== EXERCISE MATERIALS
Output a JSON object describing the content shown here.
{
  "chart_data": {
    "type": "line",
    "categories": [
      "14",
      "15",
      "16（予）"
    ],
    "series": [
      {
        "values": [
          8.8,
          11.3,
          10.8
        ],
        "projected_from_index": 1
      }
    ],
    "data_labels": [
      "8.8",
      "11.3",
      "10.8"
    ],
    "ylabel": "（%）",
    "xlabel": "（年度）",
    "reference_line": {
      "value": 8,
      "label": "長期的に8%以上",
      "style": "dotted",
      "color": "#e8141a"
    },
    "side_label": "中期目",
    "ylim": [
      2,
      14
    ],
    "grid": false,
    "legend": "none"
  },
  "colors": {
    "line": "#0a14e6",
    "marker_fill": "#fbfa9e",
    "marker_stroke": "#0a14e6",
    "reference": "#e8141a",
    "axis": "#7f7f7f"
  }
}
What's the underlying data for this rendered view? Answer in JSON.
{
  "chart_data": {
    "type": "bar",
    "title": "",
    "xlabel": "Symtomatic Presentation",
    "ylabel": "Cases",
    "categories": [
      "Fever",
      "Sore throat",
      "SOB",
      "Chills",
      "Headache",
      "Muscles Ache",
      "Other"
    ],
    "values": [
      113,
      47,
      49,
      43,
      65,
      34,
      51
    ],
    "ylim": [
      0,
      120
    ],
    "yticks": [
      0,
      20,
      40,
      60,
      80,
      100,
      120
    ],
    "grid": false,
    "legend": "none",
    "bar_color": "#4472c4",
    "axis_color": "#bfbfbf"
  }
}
====
PROMPT →
Extract each line holding the string "xlabel".

ANSWER TO THE EXERCISE →
    "xlabel": "（年度）",
    "xlabel": "Symtomatic Presentation",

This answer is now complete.